-- Exercise directions --
Copy everything in the listing below word for word, apart from any images.

-- Data lines --
════════════════════

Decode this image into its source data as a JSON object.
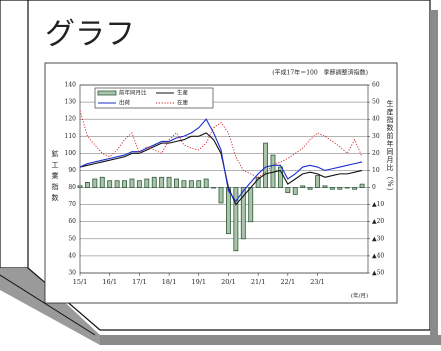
{
  "heading": "グラフ",
  "chart_data": {
    "type": "bar",
    "note": "(平成17年＝100　季節調整済指数)",
    "y_label": "鉱工業指数",
    "y2_label": "生産指数前年同月比（%）",
    "x_unit": "(年/月)",
    "x": [
      15,
      15.25,
      15.5,
      15.75,
      16,
      16.25,
      16.5,
      16.75,
      17,
      17.25,
      17.5,
      17.75,
      18,
      18.25,
      18.5,
      18.75,
      19,
      19.25,
      19.5,
      19.75,
      20,
      20.25,
      20.5,
      20.75,
      21,
      21.25,
      21.5,
      21.75,
      22,
      22.25,
      22.5,
      22.75,
      23,
      23.25,
      23.5,
      23.75,
      24,
      24.25,
      24.5
    ],
    "xlim": [
      15,
      24.7
    ],
    "xticks": [
      {
        "value": 15,
        "label": "15/1"
      },
      {
        "value": 16,
        "label": "16/1"
      },
      {
        "value": 17,
        "label": "17/1"
      },
      {
        "value": 18,
        "label": "18/1"
      },
      {
        "value": 19,
        "label": "19/1"
      },
      {
        "value": 20,
        "label": "20/1"
      },
      {
        "value": 21,
        "label": "21/1"
      },
      {
        "value": 22,
        "label": "22/1"
      },
      {
        "value": 23,
        "label": "23/1"
      }
    ],
    "ylim": [
      30,
      140
    ],
    "yticks": [
      30,
      40,
      50,
      60,
      70,
      80,
      90,
      100,
      110,
      120,
      130,
      140
    ],
    "y2lim": [
      -50,
      60
    ],
    "y2ticks": [
      {
        "value": -50,
        "label": "▲50"
      },
      {
        "value": -40,
        "label": "▲40"
      },
      {
        "value": -30,
        "label": "▲30"
      },
      {
        "value": -20,
        "label": "▲20"
      },
      {
        "value": -10,
        "label": "▲10"
      },
      0,
      10,
      20,
      30,
      40,
      50,
      60
    ],
    "grid": true,
    "series": [
      {
        "name": "前年同月比",
        "type": "bar",
        "axis": "y2",
        "color": "#2e5a3c",
        "values": [
          1,
          3,
          5,
          6,
          4,
          4,
          4,
          5,
          4,
          5,
          6,
          6,
          6,
          5,
          4,
          4,
          4,
          5,
          0,
          -9,
          -27,
          -37,
          -30,
          -20,
          6,
          26,
          19,
          12,
          -3,
          -4,
          1,
          -1,
          7,
          1,
          -1,
          -1,
          0,
          -1,
          2
        ]
      },
      {
        "name": "生産",
        "type": "line",
        "color": "#111111",
        "style": "solid",
        "values": [
          92,
          93,
          94,
          95,
          96,
          97,
          98,
          100,
          100,
          102,
          104,
          106,
          106,
          107,
          108,
          110,
          110,
          112,
          108,
          100,
          80,
          70,
          75,
          80,
          85,
          88,
          89,
          90,
          82,
          85,
          88,
          89,
          88,
          86,
          87,
          88,
          88,
          89,
          90
        ]
      },
      {
        "name": "出荷",
        "type": "line",
        "color": "#1a2fd0",
        "style": "solid",
        "values": [
          92,
          94,
          95,
          96,
          97,
          98,
          99,
          101,
          101,
          103,
          105,
          107,
          107,
          109,
          110,
          112,
          115,
          120,
          112,
          102,
          78,
          72,
          78,
          83,
          88,
          92,
          93,
          93,
          85,
          88,
          92,
          93,
          92,
          90,
          91,
          92,
          93,
          94,
          95
        ]
      },
      {
        "name": "在庫",
        "type": "line",
        "color": "#d02020",
        "style": "dotted",
        "values": [
          125,
          110,
          105,
          100,
          98,
          102,
          108,
          112,
          100,
          104,
          102,
          100,
          108,
          112,
          105,
          103,
          102,
          106,
          115,
          118,
          112,
          98,
          90,
          88,
          86,
          89,
          93,
          95,
          97,
          100,
          103,
          108,
          112,
          110,
          107,
          104,
          100,
          108,
          98
        ]
      }
    ]
  }
}
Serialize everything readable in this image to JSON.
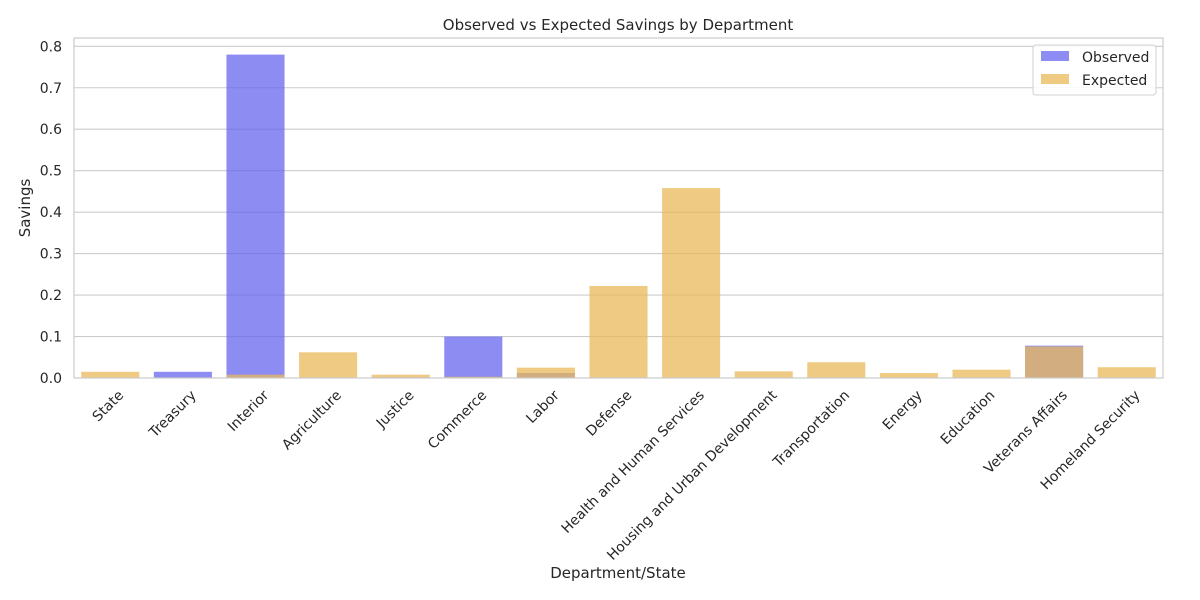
{
  "chart_data": {
    "type": "bar",
    "title": "Observed vs Expected Savings by Department",
    "xlabel": "Department/State",
    "ylabel": "Savings",
    "ylim": [
      0,
      0.82
    ],
    "yticks": [
      "0.0",
      "0.1",
      "0.2",
      "0.3",
      "0.4",
      "0.5",
      "0.6",
      "0.7",
      "0.8"
    ],
    "grid": true,
    "legend_position": "top-right",
    "categories": [
      "State",
      "Treasury",
      "Interior",
      "Agriculture",
      "Justice",
      "Commerce",
      "Labor",
      "Defense",
      "Health and Human Services",
      "Housing and Urban Development",
      "Transportation",
      "Energy",
      "Education",
      "Veterans Affairs",
      "Homeland Security"
    ],
    "series": [
      {
        "name": "Observed",
        "color": "#6666ee",
        "opacity": 0.75,
        "values": [
          0.0,
          0.015,
          0.78,
          0.0,
          0.002,
          0.1,
          0.012,
          0.0,
          0.0,
          0.0,
          0.0,
          0.0,
          0.0,
          0.078,
          0.0
        ]
      },
      {
        "name": "Expected",
        "color": "#e9b858",
        "opacity": 0.75,
        "values": [
          0.015,
          0.0,
          0.008,
          0.062,
          0.008,
          0.003,
          0.025,
          0.222,
          0.458,
          0.016,
          0.038,
          0.012,
          0.02,
          0.076,
          0.026
        ]
      }
    ]
  }
}
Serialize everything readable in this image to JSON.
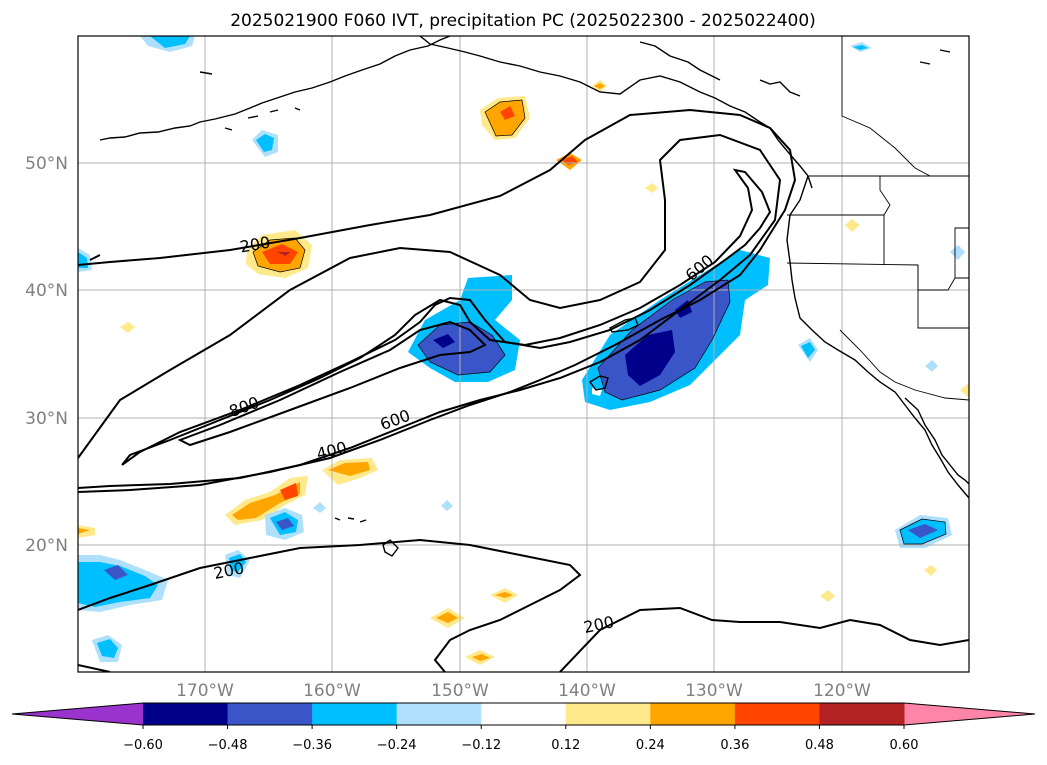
{
  "title": "2025021900 F060 IVT, precipitation PC (2025022300 - 2025022400)",
  "lat_labels": [
    "50°N",
    "40°N",
    "30°N",
    "20°N"
  ],
  "lon_labels": [
    "170°W",
    "160°W",
    "150°W",
    "140°W",
    "130°W",
    "120°W"
  ],
  "contour_labels": [
    {
      "text": "200"
    },
    {
      "text": "200"
    },
    {
      "text": "200"
    },
    {
      "text": "400"
    },
    {
      "text": "600"
    },
    {
      "text": "600"
    },
    {
      "text": "800"
    }
  ],
  "colorbar": {
    "tick_labels": [
      "−0.60",
      "−0.48",
      "−0.36",
      "−0.24",
      "−0.12",
      "0.12",
      "0.24",
      "0.36",
      "0.48",
      "0.60"
    ],
    "colors": [
      "#9933cc",
      "#00008b",
      "#3a55c8",
      "#00bfff",
      "#aee0fb",
      "#ffffff",
      "#ffe98a",
      "#ffa500",
      "#ff4500",
      "#b22222",
      "#ff85a8"
    ]
  }
}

════════════════════

-- Answer --
Decode this image into its source data as a JSON object.
{
  "heading": "グラフ",
  "chart_data": {
    "type": "bar",
    "note": "(平成17年＝100　季節調整済指数)",
    "y_label": "鉱工業指数",
    "y2_label": "生産指数前年同月比（%）",
    "x_unit": "(年/月)",
    "x": [
      15,
      15.25,
      15.5,
      15.75,
      16,
      16.25,
      16.5,
      16.75,
      17,
      17.25,
      17.5,
      17.75,
      18,
      18.25,
      18.5,
      18.75,
      19,
      19.25,
      19.5,
      19.75,
      20,
      20.25,
      20.5,
      20.75,
      21,
      21.25,
      21.5,
      21.75,
      22,
      22.25,
      22.5,
      22.75,
      23,
      23.25,
      23.5,
      23.75,
      24,
      24.25,
      24.5
    ],
    "xlim": [
      15,
      24.7
    ],
    "xticks": [
      {
        "value": 15,
        "label": "15/1"
      },
      {
        "value": 16,
        "label": "16/1"
      },
      {
        "value": 17,
        "label": "17/1"
      },
      {
        "value": 18,
        "label": "18/1"
      },
      {
        "value": 19,
        "label": "19/1"
      },
      {
        "value": 20,
        "label": "20/1"
      },
      {
        "value": 21,
        "label": "21/1"
      },
      {
        "value": 22,
        "label": "22/1"
      },
      {
        "value": 23,
        "label": "23/1"
      }
    ],
    "ylim": [
      30,
      140
    ],
    "yticks": [
      30,
      40,
      50,
      60,
      70,
      80,
      90,
      100,
      110,
      120,
      130,
      140
    ],
    "y2lim": [
      -50,
      60
    ],
    "y2ticks": [
      {
        "value": -50,
        "label": "▲50"
      },
      {
        "value": -40,
        "label": "▲40"
      },
      {
        "value": -30,
        "label": "▲30"
      },
      {
        "value": -20,
        "label": "▲20"
      },
      {
        "value": -10,
        "label": "▲10"
      },
      0,
      10,
      20,
      30,
      40,
      50,
      60
    ],
    "grid": true,
    "series": [
      {
        "name": "前年同月比",
        "type": "bar",
        "axis": "y2",
        "color": "#2e5a3c",
        "values": [
          1,
          3,
          5,
          6,
          4,
          4,
          4,
          5,
          4,
          5,
          6,
          6,
          6,
          5,
          4,
          4,
          4,
          5,
          0,
          -9,
          -27,
          -37,
          -30,
          -20,
          6,
          26,
          19,
          12,
          -3,
          -4,
          1,
          -1,
          7,
          1,
          -1,
          -1,
          0,
          -1,
          2
        ]
      },
      {
        "name": "生産",
        "type": "line",
        "color": "#111111",
        "style": "solid",
        "values": [
          92,
          93,
          94,
          95,
          96,
          97,
          98,
          100,
          100,
          102,
          104,
          106,
          106,
          107,
          108,
          110,
          110,
          112,
          108,
          100,
          80,
          70,
          75,
          80,
          85,
          88,
          89,
          90,
          82,
          85,
          88,
          89,
          88,
          86,
          87,
          88,
          88,
          89,
          90
        ]
      },
      {
        "name": "出荷",
        "type": "line",
        "color": "#1a2fd0",
        "style": "solid",
        "values": [
          92,
          94,
          95,
          96,
          97,
          98,
          99,
          101,
          101,
          103,
          105,
          107,
          107,
          109,
          110,
          112,
          115,
          120,
          112,
          102,
          78,
          72,
          78,
          83,
          88,
          92,
          93,
          93,
          85,
          88,
          92,
          93,
          92,
          90,
          91,
          92,
          93,
          94,
          95
        ]
      },
      {
        "name": "在庫",
        "type": "line",
        "color": "#d02020",
        "style": "dotted",
        "values": [
          125,
          110,
          105,
          100,
          98,
          102,
          108,
          112,
          100,
          104,
          102,
          100,
          108,
          112,
          105,
          103,
          102,
          106,
          115,
          118,
          112,
          98,
          90,
          88,
          86,
          89,
          93,
          95,
          97,
          100,
          103,
          108,
          112,
          110,
          107,
          104,
          100,
          108,
          98
        ]
      }
    ]
  }
}
Serialize everything readable in this image to JSON.
{
  "chart_data": {
    "type": "bar",
    "title": "Observed vs Expected Savings by Department",
    "xlabel": "Department/State",
    "ylabel": "Savings",
    "ylim": [
      0,
      0.82
    ],
    "yticks": [
      "0.0",
      "0.1",
      "0.2",
      "0.3",
      "0.4",
      "0.5",
      "0.6",
      "0.7",
      "0.8"
    ],
    "grid": true,
    "legend_position": "top-right",
    "categories": [
      "State",
      "Treasury",
      "Interior",
      "Agriculture",
      "Justice",
      "Commerce",
      "Labor",
      "Defense",
      "Health and Human Services",
      "Housing and Urban Development",
      "Transportation",
      "Energy",
      "Education",
      "Veterans Affairs",
      "Homeland Security"
    ],
    "series": [
      {
        "name": "Observed",
        "color": "#6666ee",
        "opacity": 0.75,
        "values": [
          0.0,
          0.015,
          0.78,
          0.0,
          0.002,
          0.1,
          0.012,
          0.0,
          0.0,
          0.0,
          0.0,
          0.0,
          0.0,
          0.078,
          0.0
        ]
      },
      {
        "name": "Expected",
        "color": "#e9b858",
        "opacity": 0.75,
        "values": [
          0.015,
          0.0,
          0.008,
          0.062,
          0.008,
          0.003,
          0.025,
          0.222,
          0.458,
          0.016,
          0.038,
          0.012,
          0.02,
          0.076,
          0.026
        ]
      }
    ]
  }
}
Serialize everything readable in this image to JSON.
{
  "title": "2025021900 F060 IVT, precipitation PC (2025022300 - 2025022400)",
  "lat_labels": [
    "50°N",
    "40°N",
    "30°N",
    "20°N"
  ],
  "lon_labels": [
    "170°W",
    "160°W",
    "150°W",
    "140°W",
    "130°W",
    "120°W"
  ],
  "contour_labels": [
    {
      "text": "200"
    },
    {
      "text": "200"
    },
    {
      "text": "200"
    },
    {
      "text": "400"
    },
    {
      "text": "600"
    },
    {
      "text": "600"
    },
    {
      "text": "800"
    }
  ],
  "colorbar": {
    "tick_labels": [
      "−0.60",
      "−0.48",
      "−0.36",
      "−0.24",
      "−0.12",
      "0.12",
      "0.24",
      "0.36",
      "0.48",
      "0.60"
    ],
    "colors": [
      "#9933cc",
      "#00008b",
      "#3a55c8",
      "#00bfff",
      "#aee0fb",
      "#ffffff",
      "#ffe98a",
      "#ffa500",
      "#ff4500",
      "#b22222",
      "#ff85a8"
    ]
  }
}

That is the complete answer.